Dataset entries:
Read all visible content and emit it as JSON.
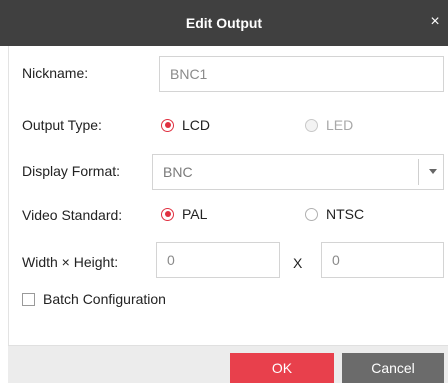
{
  "dialog": {
    "title": "Edit Output",
    "close_glyph": "×"
  },
  "form": {
    "nickname": {
      "label": "Nickname:",
      "value": "BNC1"
    },
    "output_type": {
      "label": "Output Type:",
      "options": [
        {
          "label": "LCD",
          "selected": true,
          "enabled": true
        },
        {
          "label": "LED",
          "selected": false,
          "enabled": false
        }
      ]
    },
    "display_format": {
      "label": "Display Format:",
      "value": "BNC"
    },
    "video_standard": {
      "label": "Video Standard:",
      "options": [
        {
          "label": "PAL",
          "selected": true
        },
        {
          "label": "NTSC",
          "selected": false
        }
      ]
    },
    "size": {
      "label": "Width × Height:",
      "width": "0",
      "separator": "X",
      "height": "0"
    },
    "batch_configuration": {
      "label": "Batch Configuration",
      "checked": false
    }
  },
  "footer": {
    "ok_label": "OK",
    "cancel_label": "Cancel"
  },
  "colors": {
    "title_bar": "#404040",
    "accent": "#e8404c",
    "cancel": "#6b6b6b"
  }
}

The problem: Above are entries; state the number of lines among them that contain "false", and nothing else.

Right answer: 4